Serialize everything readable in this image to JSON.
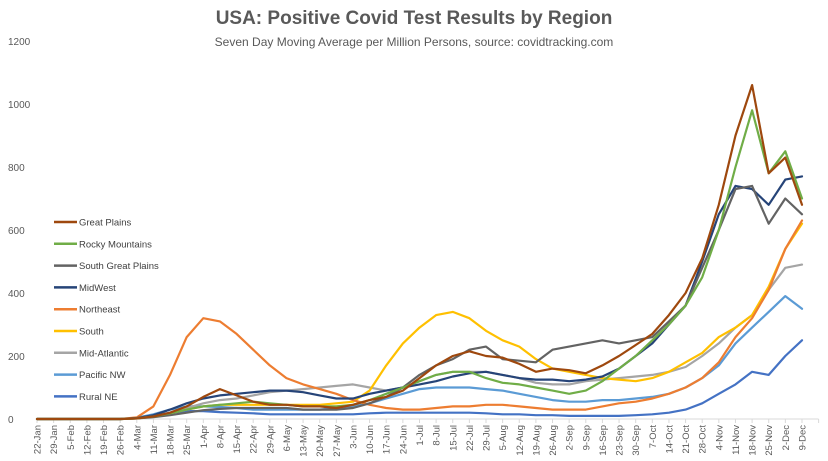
{
  "chart_data": {
    "type": "line",
    "title": "USA: Positive Covid Test Results by Region",
    "subtitle": "Seven Day Moving  Average per Million Persons, source: covidtracking.com",
    "xlabel": "",
    "ylabel": "",
    "ylim": [
      0,
      1200
    ],
    "yticks": [
      0,
      200,
      400,
      600,
      800,
      1000,
      1200
    ],
    "grid": false,
    "legend_position": "left",
    "x": [
      "22-Jan",
      "29-Jan",
      "5-Feb",
      "12-Feb",
      "19-Feb",
      "26-Feb",
      "4-Mar",
      "11-Mar",
      "18-Mar",
      "25-Mar",
      "1-Apr",
      "8-Apr",
      "15-Apr",
      "22-Apr",
      "29-Apr",
      "6-May",
      "13-May",
      "20-May",
      "27-May",
      "3-Jun",
      "10-Jun",
      "17-Jun",
      "24-Jun",
      "1-Jul",
      "8-Jul",
      "15-Jul",
      "22-Jul",
      "29-Jul",
      "5-Aug",
      "12-Aug",
      "19-Aug",
      "26-Aug",
      "2-Sep",
      "9-Sep",
      "16-Sep",
      "23-Sep",
      "30-Sep",
      "7-Oct",
      "14-Oct",
      "21-Oct",
      "28-Oct",
      "4-Nov",
      "11-Nov",
      "18-Nov",
      "25-Nov",
      "2-Dec",
      "9-Dec"
    ],
    "series": [
      {
        "name": "Great Plains",
        "color": "#9e480e",
        "values": [
          0,
          0,
          0,
          0,
          0,
          0,
          2,
          8,
          20,
          40,
          70,
          95,
          75,
          55,
          45,
          45,
          40,
          40,
          35,
          45,
          60,
          70,
          90,
          130,
          170,
          200,
          215,
          200,
          195,
          175,
          150,
          160,
          155,
          145,
          170,
          200,
          235,
          270,
          330,
          400,
          510,
          680,
          900,
          1060,
          780,
          830,
          680
        ]
      },
      {
        "name": "Rocky Mountains",
        "color": "#70ad47",
        "values": [
          0,
          0,
          0,
          0,
          0,
          0,
          2,
          8,
          18,
          30,
          40,
          45,
          50,
          55,
          50,
          45,
          40,
          40,
          40,
          45,
          60,
          80,
          100,
          120,
          140,
          150,
          150,
          130,
          115,
          110,
          100,
          90,
          80,
          90,
          120,
          160,
          200,
          250,
          300,
          360,
          450,
          600,
          800,
          980,
          780,
          850,
          700
        ]
      },
      {
        "name": "South Great Plains",
        "color": "#636363",
        "values": [
          0,
          0,
          0,
          0,
          0,
          0,
          2,
          6,
          12,
          20,
          28,
          32,
          35,
          35,
          35,
          35,
          30,
          30,
          30,
          35,
          50,
          70,
          100,
          140,
          170,
          190,
          220,
          230,
          190,
          185,
          180,
          220,
          230,
          240,
          250,
          240,
          250,
          260,
          310,
          360,
          480,
          600,
          730,
          740,
          620,
          700,
          650
        ]
      },
      {
        "name": "MidWest",
        "color": "#264478",
        "values": [
          0,
          0,
          0,
          0,
          0,
          0,
          3,
          12,
          30,
          50,
          65,
          75,
          80,
          85,
          90,
          90,
          85,
          75,
          65,
          65,
          80,
          90,
          100,
          110,
          120,
          135,
          145,
          150,
          140,
          130,
          125,
          125,
          120,
          125,
          135,
          160,
          200,
          240,
          300,
          360,
          500,
          650,
          740,
          730,
          680,
          760,
          770
        ]
      },
      {
        "name": "Northeast",
        "color": "#ed7d31",
        "values": [
          0,
          0,
          0,
          0,
          0,
          0,
          5,
          40,
          140,
          260,
          320,
          310,
          270,
          220,
          170,
          130,
          110,
          95,
          80,
          60,
          45,
          35,
          30,
          30,
          35,
          40,
          40,
          45,
          45,
          40,
          35,
          30,
          30,
          30,
          40,
          50,
          55,
          65,
          80,
          100,
          130,
          180,
          260,
          320,
          410,
          540,
          630
        ]
      },
      {
        "name": "South",
        "color": "#ffc000",
        "values": [
          0,
          0,
          0,
          0,
          0,
          0,
          2,
          8,
          18,
          30,
          40,
          45,
          45,
          45,
          45,
          45,
          45,
          45,
          50,
          55,
          90,
          170,
          240,
          290,
          330,
          340,
          320,
          280,
          250,
          230,
          190,
          160,
          150,
          140,
          130,
          125,
          120,
          130,
          150,
          180,
          210,
          260,
          290,
          330,
          420,
          540,
          620
        ]
      },
      {
        "name": "Mid-Atlantic",
        "color": "#a5a5a5",
        "values": [
          0,
          0,
          0,
          0,
          0,
          0,
          2,
          8,
          20,
          35,
          50,
          60,
          65,
          75,
          85,
          90,
          95,
          100,
          105,
          110,
          100,
          90,
          100,
          120,
          140,
          150,
          150,
          150,
          140,
          130,
          115,
          110,
          110,
          120,
          125,
          130,
          135,
          140,
          150,
          165,
          200,
          240,
          290,
          330,
          410,
          480,
          490
        ]
      },
      {
        "name": "Pacific NW",
        "color": "#5b9bd5",
        "values": [
          0,
          0,
          0,
          0,
          0,
          0,
          4,
          15,
          30,
          40,
          40,
          38,
          35,
          30,
          30,
          30,
          30,
          30,
          35,
          40,
          50,
          65,
          80,
          95,
          100,
          100,
          100,
          95,
          90,
          80,
          70,
          60,
          55,
          55,
          60,
          60,
          65,
          70,
          80,
          100,
          130,
          170,
          240,
          290,
          340,
          390,
          350
        ]
      },
      {
        "name": "Rural NE",
        "color": "#4472c4",
        "values": [
          0,
          0,
          0,
          0,
          0,
          0,
          2,
          10,
          20,
          25,
          25,
          22,
          20,
          18,
          15,
          15,
          15,
          15,
          15,
          15,
          18,
          20,
          20,
          20,
          20,
          20,
          20,
          18,
          15,
          15,
          12,
          12,
          10,
          10,
          10,
          10,
          12,
          15,
          20,
          30,
          50,
          80,
          110,
          150,
          140,
          200,
          250
        ]
      }
    ]
  }
}
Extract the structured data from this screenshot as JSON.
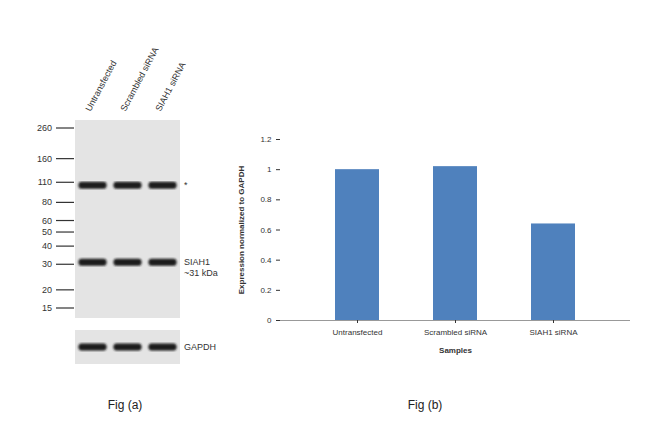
{
  "chart_data": {
    "type": "bar",
    "caption": "Fig (b)",
    "x_label": "Samples",
    "y_label": "Expression normalized to GAPDH",
    "categories": [
      "Untransfected",
      "Scrambled siRNA",
      "SIAH1 siRNA"
    ],
    "values": [
      1,
      1.02,
      0.64
    ],
    "color": "#4f81bd",
    "ylim": [
      0,
      1.2
    ],
    "yticks": [
      0,
      0.2,
      0.4,
      0.6,
      0.8,
      1,
      1.2
    ],
    "grid": false
  },
  "western_blot": {
    "caption": "Fig (a)",
    "lanes": [
      "Untransfected",
      "Scrambled siRNA",
      "SIAH1 siRNA"
    ],
    "marker_kda": [
      260,
      160,
      110,
      80,
      60,
      50,
      40,
      30,
      20,
      15
    ],
    "bands": [
      {
        "kda": 105,
        "labels": [
          "*"
        ]
      },
      {
        "kda": 31,
        "labels": [
          "SIAH1",
          "~31 kDa"
        ]
      }
    ],
    "loading_control": "GAPDH"
  }
}
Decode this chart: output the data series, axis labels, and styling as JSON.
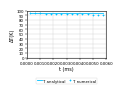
{
  "title": "",
  "xlabel": "t (ms)",
  "ylabel": "ΔT(K)",
  "xlim": [
    0.0,
    0.006
  ],
  "ylim": [
    0,
    100
  ],
  "yticks": [
    0,
    10,
    20,
    30,
    40,
    50,
    60,
    70,
    80,
    90,
    100
  ],
  "xticks": [
    0.0,
    0.001,
    0.002,
    0.003,
    0.004,
    0.005,
    0.006
  ],
  "xtick_labels": [
    "0.0000",
    "0.0010",
    "0.0020",
    "0.0030",
    "0.0040",
    "0.0050",
    "0.0060"
  ],
  "analytical_x": [
    0.0002,
    0.0004,
    0.0006,
    0.0008,
    0.001,
    0.0012,
    0.0014,
    0.0016,
    0.0018,
    0.002,
    0.0022,
    0.0024,
    0.0026,
    0.0028,
    0.003,
    0.0032,
    0.0034,
    0.0036,
    0.0038,
    0.004,
    0.0042,
    0.0044,
    0.0046,
    0.0048,
    0.005,
    0.0052,
    0.0054,
    0.0056,
    0.0058
  ],
  "analytical_y": [
    94,
    94,
    94,
    94,
    94,
    94,
    94,
    94,
    94,
    94,
    94,
    94,
    94,
    94,
    94,
    94,
    94,
    94,
    94,
    94,
    94,
    94,
    94,
    94,
    94,
    94,
    94,
    94,
    94
  ],
  "numerical_x": [
    0.0002,
    0.0006,
    0.001,
    0.0014,
    0.0018,
    0.0022,
    0.0026,
    0.003,
    0.0034,
    0.0038,
    0.0042,
    0.0046,
    0.005,
    0.0054,
    0.0058
  ],
  "numerical_y": [
    94,
    94,
    94,
    93,
    93,
    93,
    93,
    93,
    92,
    92,
    92,
    92,
    91,
    91,
    90
  ],
  "line_color": "#00bfff",
  "marker_color": "#00bfff",
  "legend_analytical": "T analytical",
  "legend_numerical": "T numerical",
  "grid_color": "#d3d3d3",
  "background_color": "#ffffff",
  "label_fontsize": 3.5,
  "tick_fontsize": 2.8,
  "legend_fontsize": 2.8
}
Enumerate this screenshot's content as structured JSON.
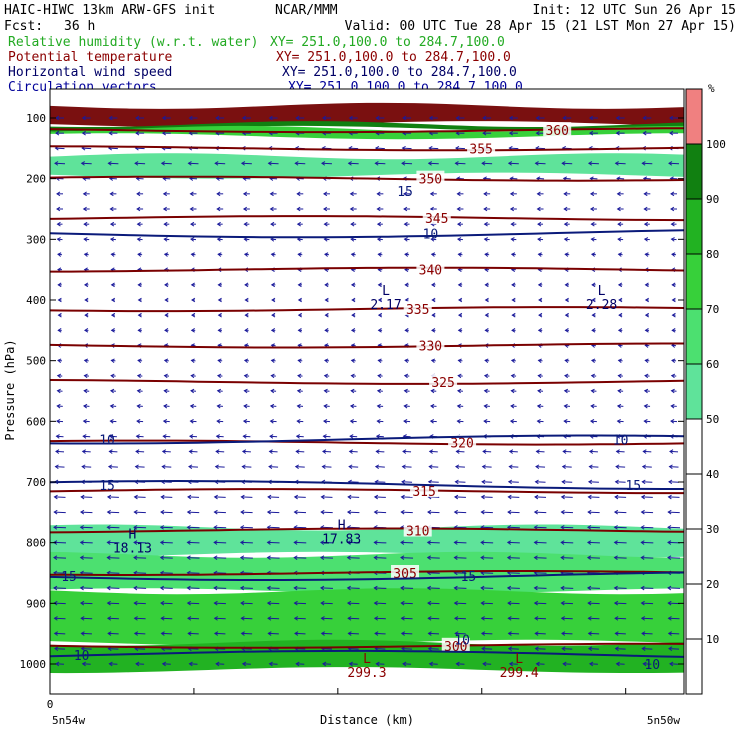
{
  "header": {
    "model": "HAIC-HIWC 13km ARW-GFS init",
    "org": "NCAR/MMM",
    "init": "Init: 12 UTC Sun 26 Apr 15",
    "fcst_label": "Fcst:",
    "fcst_value": "36 h",
    "valid": "Valid: 00 UTC Tue 28 Apr 15 (21 LST Mon 27 Apr 15)",
    "fields": [
      {
        "name": "Relative humidity (w.r.t. water)",
        "xy": "XY= 251.0,100.0 to 284.7,100.0",
        "color": "#22aa22"
      },
      {
        "name": "Potential temperature",
        "xy": "XY= 251.0,100.0 to 284.7,100.0",
        "color": "#8b0000"
      },
      {
        "name": "Horizontal wind speed",
        "xy": "XY= 251.0,100.0 to 284.7,100.0",
        "color": "#000066"
      },
      {
        "name": "Circulation vectors",
        "xy": "XY= 251.0,100.0 to 284.7,100.0",
        "color": "#000099"
      }
    ]
  },
  "chart_data": {
    "type": "heatmap",
    "ylabel": "Pressure (hPa)",
    "xlabel": "Distance (km)",
    "y_ticks": [
      100,
      200,
      300,
      400,
      500,
      600,
      700,
      800,
      900,
      1000
    ],
    "ylim": [
      1050,
      80
    ],
    "x_tick_zero": "0",
    "x_endpoints": [
      "5n54w",
      "5n50w"
    ],
    "colorbar": {
      "unit": "%",
      "levels": [
        10,
        20,
        30,
        40,
        50,
        60,
        70,
        80,
        90,
        100
      ],
      "bands": [
        {
          "from": 0,
          "to": 50,
          "color": "#ffffff"
        },
        {
          "from": 50,
          "to": 60,
          "color": "#5fe39a"
        },
        {
          "from": 60,
          "to": 70,
          "color": "#4ce070"
        },
        {
          "from": 70,
          "to": 80,
          "color": "#37d03a"
        },
        {
          "from": 80,
          "to": 90,
          "color": "#22b222"
        },
        {
          "from": 90,
          "to": 100,
          "color": "#118011"
        },
        {
          "from": 100,
          "to": 110,
          "color": "#f08080"
        }
      ]
    },
    "rh_regions": [
      {
        "p_top": 80,
        "p_bot": 110,
        "color": "#7a1010"
      },
      {
        "p_top": 110,
        "p_bot": 118,
        "color": "#118011"
      },
      {
        "p_top": 118,
        "p_bot": 130,
        "color": "#37d03a"
      },
      {
        "p_top": 163,
        "p_bot": 195,
        "color": "#5fe39a"
      },
      {
        "p_top": 775,
        "p_bot": 820,
        "color": "#5fe39a"
      },
      {
        "p_top": 820,
        "p_bot": 880,
        "color": "#4ce070"
      },
      {
        "p_top": 880,
        "p_bot": 965,
        "color": "#37d03a"
      },
      {
        "p_top": 965,
        "p_bot": 1010,
        "color": "#22b222"
      }
    ],
    "theta_contours": [
      {
        "label": "300",
        "p": 970,
        "label_x": 0.64
      },
      {
        "label": "305",
        "p": 850,
        "label_x": 0.56
      },
      {
        "label": "310",
        "p": 780,
        "label_x": 0.58
      },
      {
        "label": "315",
        "p": 715,
        "label_x": 0.59
      },
      {
        "label": "320",
        "p": 635,
        "label_x": 0.65
      },
      {
        "label": "325",
        "p": 535,
        "label_x": 0.62
      },
      {
        "label": "330",
        "p": 475,
        "label_x": 0.6
      },
      {
        "label": "335",
        "p": 415,
        "label_x": 0.58
      },
      {
        "label": "340",
        "p": 350,
        "label_x": 0.6
      },
      {
        "label": "345",
        "p": 265,
        "label_x": 0.61
      },
      {
        "label": "350",
        "p": 200,
        "label_x": 0.6
      },
      {
        "label": "355",
        "p": 150,
        "label_x": 0.68
      },
      {
        "label": "360",
        "p": 120,
        "label_x": 0.8
      }
    ],
    "wind_contours": [
      {
        "label": "10",
        "p": 290,
        "label_x": 0.6
      },
      {
        "label": "10",
        "p": 630,
        "label_x": 0.09
      },
      {
        "label": "10",
        "p": 630,
        "label_x": 0.9
      },
      {
        "label": "15",
        "p": 705,
        "label_x": 0.09
      },
      {
        "label": "15",
        "p": 705,
        "label_x": 0.92
      },
      {
        "label": "15",
        "p": 855,
        "label_x": 0.03
      },
      {
        "label": "15",
        "p": 855,
        "label_x": 0.66
      },
      {
        "label": "10",
        "p": 985,
        "label_x": 0.05
      },
      {
        "label": "10",
        "p": 960,
        "label_x": 0.65
      },
      {
        "label": "15",
        "p": 220,
        "label_x": 0.56
      },
      {
        "label": "10",
        "p": 1000,
        "label_x": 0.95
      }
    ],
    "extrema": [
      {
        "symbol": "L",
        "value": "2.17",
        "x": 0.53,
        "p": 398,
        "color": "#000066"
      },
      {
        "symbol": "L",
        "value": "2.28",
        "x": 0.87,
        "p": 398,
        "color": "#000066"
      },
      {
        "symbol": "H",
        "value": "18.13",
        "x": 0.13,
        "p": 800,
        "color": "#000066"
      },
      {
        "symbol": "H",
        "value": "17.83",
        "x": 0.46,
        "p": 785,
        "color": "#000066"
      },
      {
        "symbol": "L",
        "value": "299.3",
        "x": 0.5,
        "p": 1005,
        "color": "#8b0000"
      },
      {
        "symbol": "L",
        "value": "299.4",
        "x": 0.74,
        "p": 1005,
        "color": "#8b0000"
      }
    ],
    "vectors": {
      "rows_hpa": [
        100,
        125,
        150,
        175,
        200,
        225,
        250,
        275,
        300,
        325,
        350,
        375,
        400,
        425,
        450,
        475,
        500,
        525,
        550,
        575,
        600,
        625,
        650,
        675,
        700,
        725,
        750,
        775,
        800,
        825,
        850,
        875,
        900,
        925,
        950,
        975,
        1000
      ],
      "u": [
        -0.6,
        -0.6,
        -0.7,
        -0.8,
        -0.5,
        -0.4,
        -0.4,
        -0.3,
        -0.3,
        -0.2,
        -0.2,
        -0.15,
        -0.1,
        -0.1,
        -0.15,
        -0.2,
        -0.2,
        -0.25,
        -0.3,
        -0.35,
        -0.4,
        -0.5,
        -0.6,
        -0.7,
        -0.8,
        -0.9,
        -0.95,
        -1.0,
        -1.0,
        -1.0,
        -1.0,
        -1.0,
        -0.95,
        -0.9,
        -0.85,
        -0.8,
        -0.6
      ],
      "w": [
        0,
        0,
        0.05,
        0.05,
        0.05,
        0,
        0,
        0,
        0.05,
        0.05,
        0,
        0,
        0,
        0,
        0,
        0.05,
        0.05,
        0.05,
        0.05,
        0.05,
        0.05,
        0.05,
        0.05,
        0.05,
        0.05,
        0.05,
        0.05,
        0.05,
        0.05,
        0.05,
        0.05,
        0.05,
        0.05,
        0.05,
        0.05,
        0.05,
        0.05
      ]
    }
  }
}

—————

WRITTEN PROBLEM:
Copy each line of the data that contains the word "screenshot".

EXERCISE SOLUTION:
Extract the structured data from this screenshot as JSON.
Enumerate this screenshot's content as structured JSON.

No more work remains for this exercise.